> Task directions
Repeat the data that follows, word for word, without the images.

---*---

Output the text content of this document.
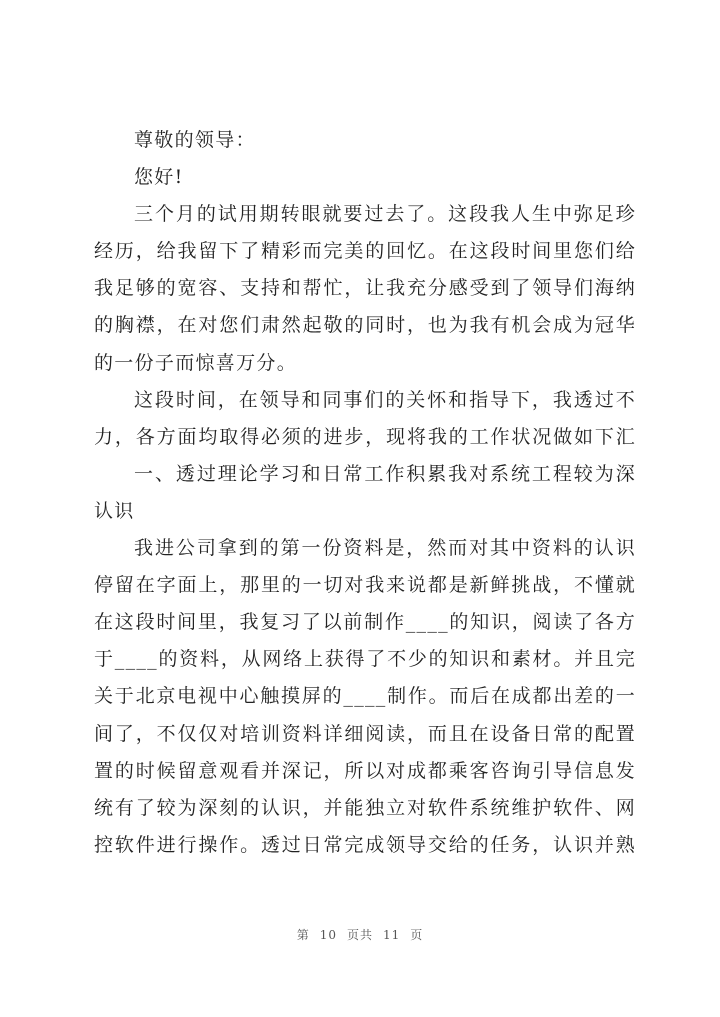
尊敬的领导：
您好!
三个月的试用期转眼就要过去了。这段我人生中弥足珍
经历，给我留下了精彩而完美的回忆。在这段时间里您们给
我足够的宽容、支持和帮忙，让我充分感受到了领导们海纳
的胸襟，在对您们肃然起敬的同时，也为我有机会成为冠华
的一份子而惊喜万分。
这段时间，在领导和同事们的关怀和指导下，我透过不
力，各方面均取得必须的进步，现将我的工作状况做如下汇
一、透过理论学习和日常工作积累我对系统工程较为深
认识
我进公司拿到的第一份资料是，然而对其中资料的认识
停留在字面上，那里的一切对我来说都是新鲜挑战，不懂就
在这段时间里，我复习了以前制作____的知识，阅读了各方
于____的资料，从网络上获得了不少的知识和素材。并且完
关于北京电视中心触摸屏的____制作。而后在成都出差的一
间了，不仅仅对培训资料详细阅读，而且在设备日常的配置
置的时候留意观看并深记，所以对成都乘客咨询引导信息发
统有了较为深刻的认识，并能独立对软件系统维护软件、网
控软件进行操作。透过日常完成领导交给的任务，认识并熟
第 10 页共 11 页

---*---

> Solved problem
Output the text content of this document.
尊敬的领导：
您好!
三个月的试用期转眼就要过去了。这段我人生中弥足珍
经历，给我留下了精彩而完美的回忆。在这段时间里您们给
我足够的宽容、支持和帮忙，让我充分感受到了领导们海纳
的胸襟，在对您们肃然起敬的同时，也为我有机会成为冠华
的一份子而惊喜万分。
这段时间，在领导和同事们的关怀和指导下，我透过不
力，各方面均取得必须的进步，现将我的工作状况做如下汇
一、透过理论学习和日常工作积累我对系统工程较为深
认识
我进公司拿到的第一份资料是，然而对其中资料的认识
停留在字面上，那里的一切对我来说都是新鲜挑战，不懂就
在这段时间里，我复习了以前制作____的知识，阅读了各方
于____的资料，从网络上获得了不少的知识和素材。并且完
关于北京电视中心触摸屏的____制作。而后在成都出差的一
间了，不仅仅对培训资料详细阅读，而且在设备日常的配置
置的时候留意观看并深记，所以对成都乘客咨询引导信息发
统有了较为深刻的认识，并能独立对软件系统维护软件、网
控软件进行操作。透过日常完成领导交给的任务，认识并熟
第 10 页共 11 页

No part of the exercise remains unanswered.